[Extracted data entries]
• • • • • • •
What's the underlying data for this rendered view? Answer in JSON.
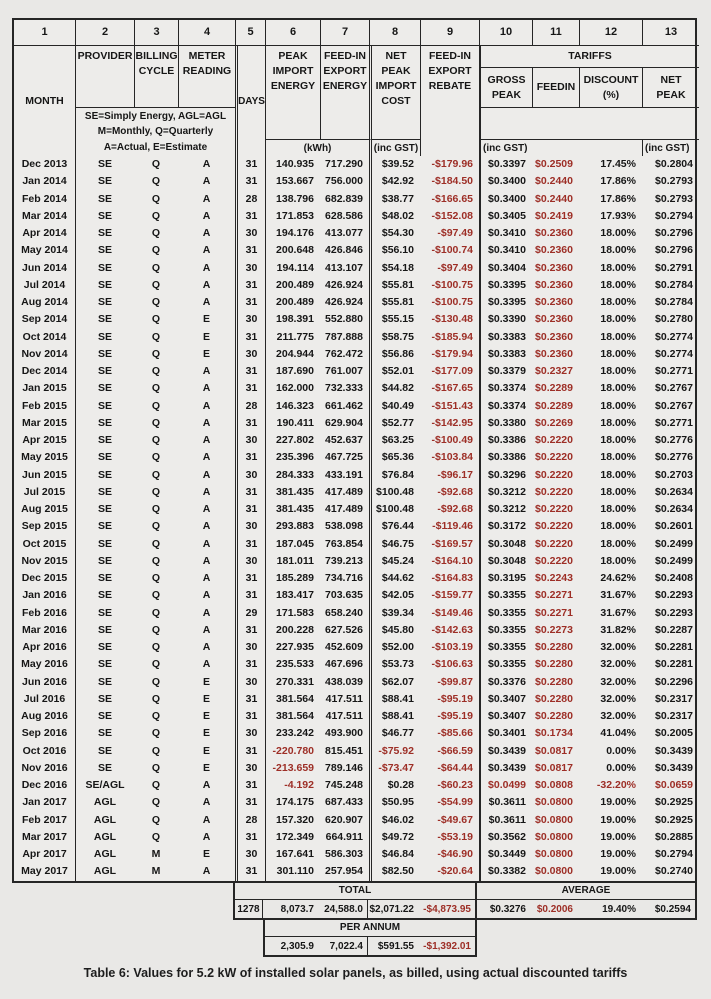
{
  "page": {
    "caption": "Table 6: Values for 5.2 kW of installed solar panels, as billed, using actual discounted tariffs"
  },
  "colors": {
    "red": "#9d2e26",
    "border": "#262626",
    "background": "#e9e8e6"
  },
  "header": {
    "numbers": [
      "1",
      "2",
      "3",
      "4",
      "5",
      "6",
      "7",
      "8",
      "9",
      "10",
      "11",
      "12",
      "13"
    ],
    "month": "MONTH",
    "provider": "PROVIDER",
    "billing_cycle": [
      "BILLING",
      "CYCLE"
    ],
    "meter_reading": [
      "METER",
      "READING"
    ],
    "days": "DAYS",
    "peak_import": [
      "PEAK",
      "IMPORT",
      "ENERGY"
    ],
    "feedin_export": [
      "FEED-IN",
      "EXPORT",
      "ENERGY"
    ],
    "net_cost": [
      "NET",
      "PEAK",
      "IMPORT",
      "COST"
    ],
    "rebate": [
      "FEED-IN",
      "EXPORT",
      "REBATE"
    ],
    "tariffs": "TARIFFS",
    "gross_peak": [
      "GROSS",
      "PEAK"
    ],
    "feedin": "FEEDIN",
    "discount": [
      "DISCOUNT",
      "(%)"
    ],
    "net_peak": [
      "NET",
      "PEAK"
    ],
    "legend": [
      "SE=Simply Energy, AGL=AGL",
      "M=Monthly, Q=Quarterly",
      "A=Actual, E=Estimate"
    ],
    "kwh_unit": "(kWh)",
    "gst_unit_import": "(inc GST)",
    "gst_unit_gross": "(inc GST)",
    "gst_unit_net": "(inc GST)"
  },
  "rows": [
    {
      "month": "Dec 2013",
      "provider": "SE",
      "cycle": "Q",
      "meter": "A",
      "days": "31",
      "import": "140.935",
      "export": "717.290",
      "cost": "$39.52",
      "rebate": "-$179.96",
      "gross": "$0.3397",
      "feedin": "$0.2509",
      "discount": "17.45%",
      "net": "$0.2804"
    },
    {
      "month": "Jan 2014",
      "provider": "SE",
      "cycle": "Q",
      "meter": "A",
      "days": "31",
      "import": "153.667",
      "export": "756.000",
      "cost": "$42.92",
      "rebate": "-$184.50",
      "gross": "$0.3400",
      "feedin": "$0.2440",
      "discount": "17.86%",
      "net": "$0.2793"
    },
    {
      "month": "Feb 2014",
      "provider": "SE",
      "cycle": "Q",
      "meter": "A",
      "days": "28",
      "import": "138.796",
      "export": "682.839",
      "cost": "$38.77",
      "rebate": "-$166.65",
      "gross": "$0.3400",
      "feedin": "$0.2440",
      "discount": "17.86%",
      "net": "$0.2793"
    },
    {
      "month": "Mar 2014",
      "provider": "SE",
      "cycle": "Q",
      "meter": "A",
      "days": "31",
      "import": "171.853",
      "export": "628.586",
      "cost": "$48.02",
      "rebate": "-$152.08",
      "gross": "$0.3405",
      "feedin": "$0.2419",
      "discount": "17.93%",
      "net": "$0.2794"
    },
    {
      "month": "Apr 2014",
      "provider": "SE",
      "cycle": "Q",
      "meter": "A",
      "days": "30",
      "import": "194.176",
      "export": "413.077",
      "cost": "$54.30",
      "rebate": "-$97.49",
      "gross": "$0.3410",
      "feedin": "$0.2360",
      "discount": "18.00%",
      "net": "$0.2796"
    },
    {
      "month": "May 2014",
      "provider": "SE",
      "cycle": "Q",
      "meter": "A",
      "days": "31",
      "import": "200.648",
      "export": "426.846",
      "cost": "$56.10",
      "rebate": "-$100.74",
      "gross": "$0.3410",
      "feedin": "$0.2360",
      "discount": "18.00%",
      "net": "$0.2796"
    },
    {
      "month": "Jun 2014",
      "provider": "SE",
      "cycle": "Q",
      "meter": "A",
      "days": "30",
      "import": "194.114",
      "export": "413.107",
      "cost": "$54.18",
      "rebate": "-$97.49",
      "gross": "$0.3404",
      "feedin": "$0.2360",
      "discount": "18.00%",
      "net": "$0.2791"
    },
    {
      "month": "Jul 2014",
      "provider": "SE",
      "cycle": "Q",
      "meter": "A",
      "days": "31",
      "import": "200.489",
      "export": "426.924",
      "cost": "$55.81",
      "rebate": "-$100.75",
      "gross": "$0.3395",
      "feedin": "$0.2360",
      "discount": "18.00%",
      "net": "$0.2784"
    },
    {
      "month": "Aug 2014",
      "provider": "SE",
      "cycle": "Q",
      "meter": "A",
      "days": "31",
      "import": "200.489",
      "export": "426.924",
      "cost": "$55.81",
      "rebate": "-$100.75",
      "gross": "$0.3395",
      "feedin": "$0.2360",
      "discount": "18.00%",
      "net": "$0.2784"
    },
    {
      "month": "Sep 2014",
      "provider": "SE",
      "cycle": "Q",
      "meter": "E",
      "days": "30",
      "import": "198.391",
      "export": "552.880",
      "cost": "$55.15",
      "rebate": "-$130.48",
      "gross": "$0.3390",
      "feedin": "$0.2360",
      "discount": "18.00%",
      "net": "$0.2780"
    },
    {
      "month": "Oct 2014",
      "provider": "SE",
      "cycle": "Q",
      "meter": "E",
      "days": "31",
      "import": "211.775",
      "export": "787.888",
      "cost": "$58.75",
      "rebate": "-$185.94",
      "gross": "$0.3383",
      "feedin": "$0.2360",
      "discount": "18.00%",
      "net": "$0.2774"
    },
    {
      "month": "Nov 2014",
      "provider": "SE",
      "cycle": "Q",
      "meter": "E",
      "days": "30",
      "import": "204.944",
      "export": "762.472",
      "cost": "$56.86",
      "rebate": "-$179.94",
      "gross": "$0.3383",
      "feedin": "$0.2360",
      "discount": "18.00%",
      "net": "$0.2774"
    },
    {
      "month": "Dec 2014",
      "provider": "SE",
      "cycle": "Q",
      "meter": "A",
      "days": "31",
      "import": "187.690",
      "export": "761.007",
      "cost": "$52.01",
      "rebate": "-$177.09",
      "gross": "$0.3379",
      "feedin": "$0.2327",
      "discount": "18.00%",
      "net": "$0.2771"
    },
    {
      "month": "Jan 2015",
      "provider": "SE",
      "cycle": "Q",
      "meter": "A",
      "days": "31",
      "import": "162.000",
      "export": "732.333",
      "cost": "$44.82",
      "rebate": "-$167.65",
      "gross": "$0.3374",
      "feedin": "$0.2289",
      "discount": "18.00%",
      "net": "$0.2767"
    },
    {
      "month": "Feb 2015",
      "provider": "SE",
      "cycle": "Q",
      "meter": "A",
      "days": "28",
      "import": "146.323",
      "export": "661.462",
      "cost": "$40.49",
      "rebate": "-$151.43",
      "gross": "$0.3374",
      "feedin": "$0.2289",
      "discount": "18.00%",
      "net": "$0.2767"
    },
    {
      "month": "Mar 2015",
      "provider": "SE",
      "cycle": "Q",
      "meter": "A",
      "days": "31",
      "import": "190.411",
      "export": "629.904",
      "cost": "$52.77",
      "rebate": "-$142.95",
      "gross": "$0.3380",
      "feedin": "$0.2269",
      "discount": "18.00%",
      "net": "$0.2771"
    },
    {
      "month": "Apr 2015",
      "provider": "SE",
      "cycle": "Q",
      "meter": "A",
      "days": "30",
      "import": "227.802",
      "export": "452.637",
      "cost": "$63.25",
      "rebate": "-$100.49",
      "gross": "$0.3386",
      "feedin": "$0.2220",
      "discount": "18.00%",
      "net": "$0.2776"
    },
    {
      "month": "May 2015",
      "provider": "SE",
      "cycle": "Q",
      "meter": "A",
      "days": "31",
      "import": "235.396",
      "export": "467.725",
      "cost": "$65.36",
      "rebate": "-$103.84",
      "gross": "$0.3386",
      "feedin": "$0.2220",
      "discount": "18.00%",
      "net": "$0.2776"
    },
    {
      "month": "Jun 2015",
      "provider": "SE",
      "cycle": "Q",
      "meter": "A",
      "days": "30",
      "import": "284.333",
      "export": "433.191",
      "cost": "$76.84",
      "rebate": "-$96.17",
      "gross": "$0.3296",
      "feedin": "$0.2220",
      "discount": "18.00%",
      "net": "$0.2703"
    },
    {
      "month": "Jul 2015",
      "provider": "SE",
      "cycle": "Q",
      "meter": "A",
      "days": "31",
      "import": "381.435",
      "export": "417.489",
      "cost": "$100.48",
      "rebate": "-$92.68",
      "gross": "$0.3212",
      "feedin": "$0.2220",
      "discount": "18.00%",
      "net": "$0.2634"
    },
    {
      "month": "Aug 2015",
      "provider": "SE",
      "cycle": "Q",
      "meter": "A",
      "days": "31",
      "import": "381.435",
      "export": "417.489",
      "cost": "$100.48",
      "rebate": "-$92.68",
      "gross": "$0.3212",
      "feedin": "$0.2220",
      "discount": "18.00%",
      "net": "$0.2634"
    },
    {
      "month": "Sep 2015",
      "provider": "SE",
      "cycle": "Q",
      "meter": "A",
      "days": "30",
      "import": "293.883",
      "export": "538.098",
      "cost": "$76.44",
      "rebate": "-$119.46",
      "gross": "$0.3172",
      "feedin": "$0.2220",
      "discount": "18.00%",
      "net": "$0.2601"
    },
    {
      "month": "Oct 2015",
      "provider": "SE",
      "cycle": "Q",
      "meter": "A",
      "days": "31",
      "import": "187.045",
      "export": "763.854",
      "cost": "$46.75",
      "rebate": "-$169.57",
      "gross": "$0.3048",
      "feedin": "$0.2220",
      "discount": "18.00%",
      "net": "$0.2499"
    },
    {
      "month": "Nov 2015",
      "provider": "SE",
      "cycle": "Q",
      "meter": "A",
      "days": "30",
      "import": "181.011",
      "export": "739.213",
      "cost": "$45.24",
      "rebate": "-$164.10",
      "gross": "$0.3048",
      "feedin": "$0.2220",
      "discount": "18.00%",
      "net": "$0.2499"
    },
    {
      "month": "Dec 2015",
      "provider": "SE",
      "cycle": "Q",
      "meter": "A",
      "days": "31",
      "import": "185.289",
      "export": "734.716",
      "cost": "$44.62",
      "rebate": "-$164.83",
      "gross": "$0.3195",
      "feedin": "$0.2243",
      "discount": "24.62%",
      "net": "$0.2408"
    },
    {
      "month": "Jan 2016",
      "provider": "SE",
      "cycle": "Q",
      "meter": "A",
      "days": "31",
      "import": "183.417",
      "export": "703.635",
      "cost": "$42.05",
      "rebate": "-$159.77",
      "gross": "$0.3355",
      "feedin": "$0.2271",
      "discount": "31.67%",
      "net": "$0.2293"
    },
    {
      "month": "Feb 2016",
      "provider": "SE",
      "cycle": "Q",
      "meter": "A",
      "days": "29",
      "import": "171.583",
      "export": "658.240",
      "cost": "$39.34",
      "rebate": "-$149.46",
      "gross": "$0.3355",
      "feedin": "$0.2271",
      "discount": "31.67%",
      "net": "$0.2293"
    },
    {
      "month": "Mar 2016",
      "provider": "SE",
      "cycle": "Q",
      "meter": "A",
      "days": "31",
      "import": "200.228",
      "export": "627.526",
      "cost": "$45.80",
      "rebate": "-$142.63",
      "gross": "$0.3355",
      "feedin": "$0.2273",
      "discount": "31.82%",
      "net": "$0.2287"
    },
    {
      "month": "Apr 2016",
      "provider": "SE",
      "cycle": "Q",
      "meter": "A",
      "days": "30",
      "import": "227.935",
      "export": "452.609",
      "cost": "$52.00",
      "rebate": "-$103.19",
      "gross": "$0.3355",
      "feedin": "$0.2280",
      "discount": "32.00%",
      "net": "$0.2281"
    },
    {
      "month": "May 2016",
      "provider": "SE",
      "cycle": "Q",
      "meter": "A",
      "days": "31",
      "import": "235.533",
      "export": "467.696",
      "cost": "$53.73",
      "rebate": "-$106.63",
      "gross": "$0.3355",
      "feedin": "$0.2280",
      "discount": "32.00%",
      "net": "$0.2281"
    },
    {
      "month": "Jun 2016",
      "provider": "SE",
      "cycle": "Q",
      "meter": "E",
      "days": "30",
      "import": "270.331",
      "export": "438.039",
      "cost": "$62.07",
      "rebate": "-$99.87",
      "gross": "$0.3376",
      "feedin": "$0.2280",
      "discount": "32.00%",
      "net": "$0.2296"
    },
    {
      "month": "Jul 2016",
      "provider": "SE",
      "cycle": "Q",
      "meter": "E",
      "days": "31",
      "import": "381.564",
      "export": "417.511",
      "cost": "$88.41",
      "rebate": "-$95.19",
      "gross": "$0.3407",
      "feedin": "$0.2280",
      "discount": "32.00%",
      "net": "$0.2317"
    },
    {
      "month": "Aug 2016",
      "provider": "SE",
      "cycle": "Q",
      "meter": "E",
      "days": "31",
      "import": "381.564",
      "export": "417.511",
      "cost": "$88.41",
      "rebate": "-$95.19",
      "gross": "$0.3407",
      "feedin": "$0.2280",
      "discount": "32.00%",
      "net": "$0.2317"
    },
    {
      "month": "Sep 2016",
      "provider": "SE",
      "cycle": "Q",
      "meter": "E",
      "days": "30",
      "import": "233.242",
      "export": "493.900",
      "cost": "$46.77",
      "rebate": "-$85.66",
      "gross": "$0.3401",
      "feedin": "$0.1734",
      "discount": "41.04%",
      "net": "$0.2005"
    },
    {
      "month": "Oct 2016",
      "provider": "SE",
      "cycle": "Q",
      "meter": "E",
      "days": "31",
      "import": "-220.780",
      "export": "815.451",
      "cost": "-$75.92",
      "rebate": "-$66.59",
      "gross": "$0.3439",
      "feedin": "$0.0817",
      "discount": "0.00%",
      "net": "$0.3439"
    },
    {
      "month": "Nov 2016",
      "provider": "SE",
      "cycle": "Q",
      "meter": "E",
      "days": "30",
      "import": "-213.659",
      "export": "789.146",
      "cost": "-$73.47",
      "rebate": "-$64.44",
      "gross": "$0.3439",
      "feedin": "$0.0817",
      "discount": "0.00%",
      "net": "$0.3439"
    },
    {
      "month": "Dec 2016",
      "provider": "SE/AGL",
      "cycle": "Q",
      "meter": "A",
      "days": "31",
      "import": "-4.192",
      "export": "745.248",
      "cost": "$0.28",
      "rebate": "-$60.23",
      "gross": "$0.0499",
      "feedin": "$0.0808",
      "discount": "-32.20%",
      "net": "$0.0659",
      "extra_red": [
        "gross",
        "net"
      ]
    },
    {
      "month": "Jan 2017",
      "provider": "AGL",
      "cycle": "Q",
      "meter": "A",
      "days": "31",
      "import": "174.175",
      "export": "687.433",
      "cost": "$50.95",
      "rebate": "-$54.99",
      "gross": "$0.3611",
      "feedin": "$0.0800",
      "discount": "19.00%",
      "net": "$0.2925"
    },
    {
      "month": "Feb 2017",
      "provider": "AGL",
      "cycle": "Q",
      "meter": "A",
      "days": "28",
      "import": "157.320",
      "export": "620.907",
      "cost": "$46.02",
      "rebate": "-$49.67",
      "gross": "$0.3611",
      "feedin": "$0.0800",
      "discount": "19.00%",
      "net": "$0.2925"
    },
    {
      "month": "Mar 2017",
      "provider": "AGL",
      "cycle": "Q",
      "meter": "A",
      "days": "31",
      "import": "172.349",
      "export": "664.911",
      "cost": "$49.72",
      "rebate": "-$53.19",
      "gross": "$0.3562",
      "feedin": "$0.0800",
      "discount": "19.00%",
      "net": "$0.2885"
    },
    {
      "month": "Apr 2017",
      "provider": "AGL",
      "cycle": "M",
      "meter": "E",
      "days": "30",
      "import": "167.641",
      "export": "586.303",
      "cost": "$46.84",
      "rebate": "-$46.90",
      "gross": "$0.3449",
      "feedin": "$0.0800",
      "discount": "19.00%",
      "net": "$0.2794"
    },
    {
      "month": "May 2017",
      "provider": "AGL",
      "cycle": "M",
      "meter": "A",
      "days": "31",
      "import": "301.110",
      "export": "257.954",
      "cost": "$82.50",
      "rebate": "-$20.64",
      "gross": "$0.3382",
      "feedin": "$0.0800",
      "discount": "19.00%",
      "net": "$0.2740"
    }
  ],
  "totals": {
    "total_label": "TOTAL",
    "average_label": "AVERAGE",
    "per_annum_label": "PER ANNUM",
    "days": "1278",
    "import": "8,073.7",
    "export": "24,588.0",
    "cost": "$2,071.22",
    "rebate": "-$4,873.95",
    "gross": "$0.3276",
    "feedin": "$0.2006",
    "discount": "19.40%",
    "net": "$0.2594",
    "pa_import": "2,305.9",
    "pa_export": "7,022.4",
    "pa_cost": "$591.55",
    "pa_rebate": "-$1,392.01"
  }
}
• • • • • • •
Task to complete: Count each line of the data where the word "tariffs" appears, then reply with the total only.

Final answer: 2